▸ **WHAT YOU WILL DO**: Copy out all lines in the data below containing the string "Format".

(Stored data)
◇ ◇ ◇
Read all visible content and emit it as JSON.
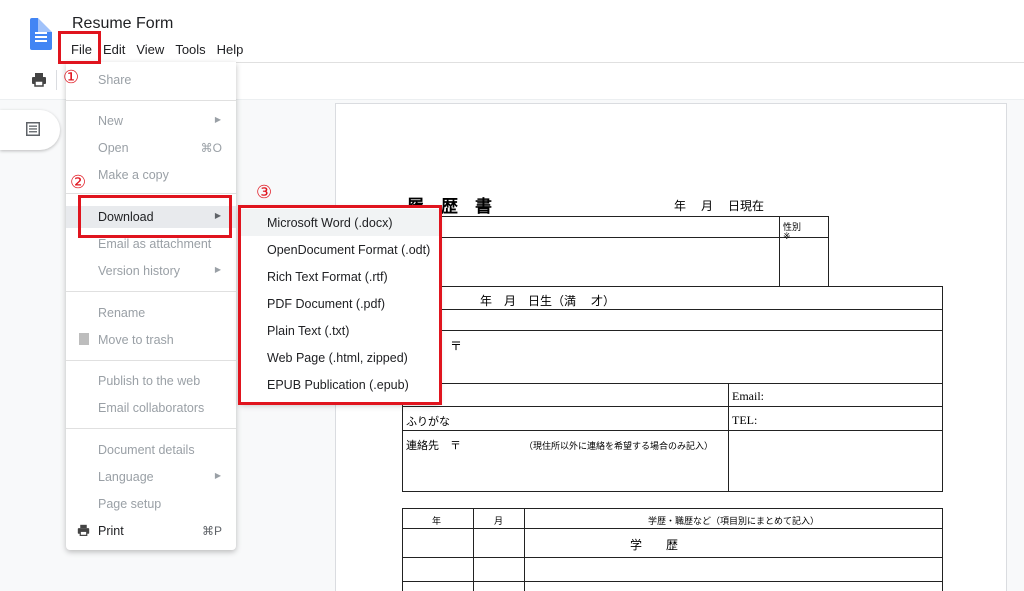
{
  "app": {
    "document_title": "Resume Form",
    "menu": [
      "File",
      "Edit",
      "View",
      "Tools",
      "Help"
    ]
  },
  "file_menu": {
    "items": [
      {
        "label": "Share",
        "shortcut": "",
        "submenu": false
      },
      {
        "label": "New",
        "shortcut": "",
        "submenu": true
      },
      {
        "label": "Open",
        "shortcut": "⌘O",
        "submenu": false
      },
      {
        "label": "Make a copy",
        "shortcut": "",
        "submenu": false
      },
      {
        "label": "Download",
        "shortcut": "",
        "submenu": true
      },
      {
        "label": "Email as attachment",
        "shortcut": "",
        "submenu": false
      },
      {
        "label": "Version history",
        "shortcut": "",
        "submenu": true
      },
      {
        "label": "Rename",
        "shortcut": "",
        "submenu": false
      },
      {
        "label": "Move to trash",
        "shortcut": "",
        "submenu": false
      },
      {
        "label": "Publish to the web",
        "shortcut": "",
        "submenu": false
      },
      {
        "label": "Email collaborators",
        "shortcut": "",
        "submenu": false
      },
      {
        "label": "Document details",
        "shortcut": "",
        "submenu": false
      },
      {
        "label": "Language",
        "shortcut": "",
        "submenu": true
      },
      {
        "label": "Page setup",
        "shortcut": "",
        "submenu": false
      },
      {
        "label": "Print",
        "shortcut": "⌘P",
        "submenu": false
      }
    ]
  },
  "download_submenu": {
    "items": [
      "Microsoft Word (.docx)",
      "OpenDocument Format (.odt)",
      "Rich Text Format (.rtf)",
      "PDF Document (.pdf)",
      "Plain Text (.txt)",
      "Web Page (.html, zipped)",
      "EPUB Publication (.epub)"
    ]
  },
  "annotations": {
    "step1": "①",
    "step2": "②",
    "step3": "③",
    "color": "#e0141e"
  },
  "resume_form": {
    "heading": "履　歴　書",
    "date_now": "年　 月　 日現在",
    "gender": "性別",
    "gender_mark": "※",
    "birth": "年　月　日生（満　 才）",
    "postal_mark": "〒",
    "email": "Email:",
    "furigana": "ふりがな",
    "tel": "TEL:",
    "contact": "連絡先　〒",
    "contact_note": "（現住所以外に連絡を希望する場合のみ記入）",
    "history_year": "年",
    "history_month": "月",
    "history_desc": "学歴・職歴など（項目別にまとめて記入）",
    "education": "学　　歴"
  }
}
◇ ◇ ◇
▸ **IN RESPONSE**:
      "OpenDocument Format (.odt)",
      "Rich Text Format (.rtf)",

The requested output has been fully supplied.